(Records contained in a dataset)
--------------------
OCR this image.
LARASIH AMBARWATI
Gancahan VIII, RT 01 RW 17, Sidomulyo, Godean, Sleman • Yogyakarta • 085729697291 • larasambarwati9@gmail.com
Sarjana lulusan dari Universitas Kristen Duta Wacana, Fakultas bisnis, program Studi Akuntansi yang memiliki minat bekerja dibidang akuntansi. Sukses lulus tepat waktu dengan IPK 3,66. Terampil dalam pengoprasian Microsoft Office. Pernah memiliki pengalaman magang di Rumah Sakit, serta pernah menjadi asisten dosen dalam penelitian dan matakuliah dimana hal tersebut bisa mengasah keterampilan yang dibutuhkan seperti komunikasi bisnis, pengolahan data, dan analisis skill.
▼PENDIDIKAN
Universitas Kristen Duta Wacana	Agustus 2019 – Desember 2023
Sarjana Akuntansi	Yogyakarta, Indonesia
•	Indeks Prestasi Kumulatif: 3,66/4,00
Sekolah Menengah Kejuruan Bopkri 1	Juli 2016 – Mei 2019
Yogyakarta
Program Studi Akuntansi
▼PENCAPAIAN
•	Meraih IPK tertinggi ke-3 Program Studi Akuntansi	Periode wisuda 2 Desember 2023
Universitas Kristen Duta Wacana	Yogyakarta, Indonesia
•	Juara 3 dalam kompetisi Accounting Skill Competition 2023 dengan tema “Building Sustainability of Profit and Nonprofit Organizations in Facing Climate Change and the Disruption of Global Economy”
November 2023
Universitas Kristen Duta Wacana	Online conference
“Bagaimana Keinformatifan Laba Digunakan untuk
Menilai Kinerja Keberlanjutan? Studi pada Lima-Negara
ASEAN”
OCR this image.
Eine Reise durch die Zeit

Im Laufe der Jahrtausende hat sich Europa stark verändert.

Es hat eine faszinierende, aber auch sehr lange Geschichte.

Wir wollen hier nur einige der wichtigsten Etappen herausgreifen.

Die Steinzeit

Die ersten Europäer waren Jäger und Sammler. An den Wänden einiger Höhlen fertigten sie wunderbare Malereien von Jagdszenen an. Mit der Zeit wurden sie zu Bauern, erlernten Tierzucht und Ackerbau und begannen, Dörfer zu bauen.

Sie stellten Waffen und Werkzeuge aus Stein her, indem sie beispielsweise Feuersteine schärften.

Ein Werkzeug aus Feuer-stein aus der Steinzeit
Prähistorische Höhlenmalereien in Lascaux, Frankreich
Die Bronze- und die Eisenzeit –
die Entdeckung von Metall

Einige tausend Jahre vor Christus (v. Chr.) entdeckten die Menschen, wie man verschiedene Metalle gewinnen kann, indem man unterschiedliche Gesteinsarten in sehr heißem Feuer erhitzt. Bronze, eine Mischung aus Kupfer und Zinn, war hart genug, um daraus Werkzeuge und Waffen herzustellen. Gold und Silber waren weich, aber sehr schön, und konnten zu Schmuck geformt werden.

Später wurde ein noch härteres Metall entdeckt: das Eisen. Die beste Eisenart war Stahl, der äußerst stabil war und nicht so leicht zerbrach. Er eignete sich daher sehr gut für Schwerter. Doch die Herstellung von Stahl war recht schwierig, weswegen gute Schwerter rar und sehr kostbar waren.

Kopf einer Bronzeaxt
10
--------------------
[SET EXERCISE] Reproduce the listing in full. Keep it exactly as written.

[THE REPLY]
OCR this image.
LARASIH AMBARWATI
Gancahan VIII, RT 01 RW 17, Sidomulyo, Godean, Sleman • Yogyakarta • 085729697291 • larasambarwati9@gmail.com
Sarjana lulusan dari Universitas Kristen Duta Wacana, Fakultas bisnis, program Studi Akuntansi yang memiliki minat bekerja dibidang akuntansi. Sukses lulus tepat waktu dengan IPK 3,66. Terampil dalam pengoprasian Microsoft Office. Pernah memiliki pengalaman magang di Rumah Sakit, serta pernah menjadi asisten dosen dalam penelitian dan matakuliah dimana hal tersebut bisa mengasah keterampilan yang dibutuhkan seperti komunikasi bisnis, pengolahan data, dan analisis skill.
▼PENDIDIKAN
Universitas Kristen Duta Wacana	Agustus 2019 – Desember 2023
Sarjana Akuntansi	Yogyakarta, Indonesia
•	Indeks Prestasi Kumulatif: 3,66/4,00
Sekolah Menengah Kejuruan Bopkri 1	Juli 2016 – Mei 2019
Yogyakarta
Program Studi Akuntansi
▼PENCAPAIAN
•	Meraih IPK tertinggi ke-3 Program Studi Akuntansi	Periode wisuda 2 Desember 2023
Universitas Kristen Duta Wacana	Yogyakarta, Indonesia
•	Juara 3 dalam kompetisi Accounting Skill Competition 2023 dengan tema “Building Sustainability of Profit and Nonprofit Organizations in Facing Climate Change and the Disruption of Global Economy”
November 2023
Universitas Kristen Duta Wacana	Online conference
“Bagaimana Keinformatifan Laba Digunakan untuk
Menilai Kinerja Keberlanjutan? Studi pada Lima-Negara
ASEAN”
OCR this image.
Eine Reise durch die Zeit

Im Laufe der Jahrtausende hat sich Europa stark verändert.

Es hat eine faszinierende, aber auch sehr lange Geschichte.

Wir wollen hier nur einige der wichtigsten Etappen herausgreifen.

Die Steinzeit

Die ersten Europäer waren Jäger und Sammler. An den Wänden einiger Höhlen fertigten sie wunderbare Malereien von Jagdszenen an. Mit der Zeit wurden sie zu Bauern, erlernten Tierzucht und Ackerbau und begannen, Dörfer zu bauen.

Sie stellten Waffen und Werkzeuge aus Stein her, indem sie beispielsweise Feuersteine schärften.

Ein Werkzeug aus Feuer-stein aus der Steinzeit
Prähistorische Höhlenmalereien in Lascaux, Frankreich
Die Bronze- und die Eisenzeit –
die Entdeckung von Metall

Einige tausend Jahre vor Christus (v. Chr.) entdeckten die Menschen, wie man verschiedene Metalle gewinnen kann, indem man unterschiedliche Gesteinsarten in sehr heißem Feuer erhitzt. Bronze, eine Mischung aus Kupfer und Zinn, war hart genug, um daraus Werkzeuge und Waffen herzustellen. Gold und Silber waren weich, aber sehr schön, und konnten zu Schmuck geformt werden.

Später wurde ein noch härteres Metall entdeckt: das Eisen. Die beste Eisenart war Stahl, der äußerst stabil war und nicht so leicht zerbrach. Er eignete sich daher sehr gut für Schwerter. Doch die Herstellung von Stahl war recht schwierig, weswegen gute Schwerter rar und sehr kostbar waren.

Kopf einer Bronzeaxt
10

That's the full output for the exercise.